## [Work required]
Single out the lines that include the word "обращение". Copy them.

[Collection entries]
#####

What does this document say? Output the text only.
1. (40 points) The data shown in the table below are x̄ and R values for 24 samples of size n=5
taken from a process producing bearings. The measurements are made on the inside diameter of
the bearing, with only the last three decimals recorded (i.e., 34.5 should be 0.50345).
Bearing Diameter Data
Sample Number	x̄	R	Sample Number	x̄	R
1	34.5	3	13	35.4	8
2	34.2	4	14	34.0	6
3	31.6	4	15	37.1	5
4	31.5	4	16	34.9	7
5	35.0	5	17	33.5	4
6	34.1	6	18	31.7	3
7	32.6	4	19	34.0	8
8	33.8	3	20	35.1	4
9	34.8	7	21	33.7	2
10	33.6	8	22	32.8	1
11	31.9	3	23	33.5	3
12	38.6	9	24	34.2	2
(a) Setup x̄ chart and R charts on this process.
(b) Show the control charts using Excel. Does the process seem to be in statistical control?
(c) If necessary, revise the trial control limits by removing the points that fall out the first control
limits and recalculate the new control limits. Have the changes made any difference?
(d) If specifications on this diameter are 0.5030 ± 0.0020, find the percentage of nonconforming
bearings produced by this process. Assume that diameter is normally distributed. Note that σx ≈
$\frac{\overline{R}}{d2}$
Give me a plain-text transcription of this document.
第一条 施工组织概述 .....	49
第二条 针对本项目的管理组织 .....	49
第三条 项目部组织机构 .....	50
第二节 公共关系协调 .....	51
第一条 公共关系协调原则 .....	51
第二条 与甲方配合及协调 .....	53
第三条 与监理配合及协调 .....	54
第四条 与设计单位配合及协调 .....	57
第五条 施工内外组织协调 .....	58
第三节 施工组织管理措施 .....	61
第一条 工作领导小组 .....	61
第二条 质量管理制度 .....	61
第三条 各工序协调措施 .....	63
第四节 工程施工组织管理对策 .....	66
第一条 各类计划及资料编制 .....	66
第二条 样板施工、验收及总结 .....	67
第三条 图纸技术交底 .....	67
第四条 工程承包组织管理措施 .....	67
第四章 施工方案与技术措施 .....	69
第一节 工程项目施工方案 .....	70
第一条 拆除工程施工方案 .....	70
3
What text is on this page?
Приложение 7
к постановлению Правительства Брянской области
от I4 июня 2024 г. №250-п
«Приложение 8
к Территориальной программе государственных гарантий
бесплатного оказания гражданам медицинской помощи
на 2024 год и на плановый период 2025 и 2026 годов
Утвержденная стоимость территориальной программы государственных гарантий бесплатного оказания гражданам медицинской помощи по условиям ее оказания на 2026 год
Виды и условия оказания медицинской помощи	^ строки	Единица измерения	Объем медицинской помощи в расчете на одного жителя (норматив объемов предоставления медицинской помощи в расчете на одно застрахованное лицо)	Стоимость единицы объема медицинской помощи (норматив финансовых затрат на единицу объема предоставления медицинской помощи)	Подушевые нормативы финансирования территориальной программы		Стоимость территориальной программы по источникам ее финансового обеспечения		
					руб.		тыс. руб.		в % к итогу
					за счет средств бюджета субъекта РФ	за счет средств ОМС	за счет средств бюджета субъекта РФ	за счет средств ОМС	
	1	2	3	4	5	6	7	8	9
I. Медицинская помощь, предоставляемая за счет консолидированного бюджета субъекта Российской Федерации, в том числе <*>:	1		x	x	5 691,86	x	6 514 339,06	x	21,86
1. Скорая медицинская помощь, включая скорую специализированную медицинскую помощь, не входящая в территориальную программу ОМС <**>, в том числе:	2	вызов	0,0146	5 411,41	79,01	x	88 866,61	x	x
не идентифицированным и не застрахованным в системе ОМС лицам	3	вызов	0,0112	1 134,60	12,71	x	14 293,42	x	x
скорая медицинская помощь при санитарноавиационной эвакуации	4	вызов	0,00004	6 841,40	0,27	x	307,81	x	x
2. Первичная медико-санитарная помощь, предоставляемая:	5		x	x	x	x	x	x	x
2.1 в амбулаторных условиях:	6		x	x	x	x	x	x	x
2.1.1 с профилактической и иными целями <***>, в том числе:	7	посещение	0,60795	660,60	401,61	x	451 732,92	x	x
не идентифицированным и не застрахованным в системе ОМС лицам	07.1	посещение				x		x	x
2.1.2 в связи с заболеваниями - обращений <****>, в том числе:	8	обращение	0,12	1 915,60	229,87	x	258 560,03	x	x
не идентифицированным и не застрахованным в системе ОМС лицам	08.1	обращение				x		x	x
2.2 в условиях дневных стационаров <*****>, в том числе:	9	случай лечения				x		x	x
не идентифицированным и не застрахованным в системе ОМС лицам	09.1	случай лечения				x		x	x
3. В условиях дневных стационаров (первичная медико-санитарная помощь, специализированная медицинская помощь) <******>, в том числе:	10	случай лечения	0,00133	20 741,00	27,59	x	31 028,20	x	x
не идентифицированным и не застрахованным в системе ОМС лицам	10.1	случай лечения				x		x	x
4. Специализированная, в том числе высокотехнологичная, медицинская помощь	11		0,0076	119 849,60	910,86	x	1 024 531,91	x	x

#####

## [Written response]
2.1.2 в связи с заболеваниями - обращений <****>, в том числе:	8	обращение	0,12	1 915,60	229,87	x	258 560,03	x	x
не идентифицированным и не застрахованным в системе ОМС лицам	08.1	обращение				x		x	x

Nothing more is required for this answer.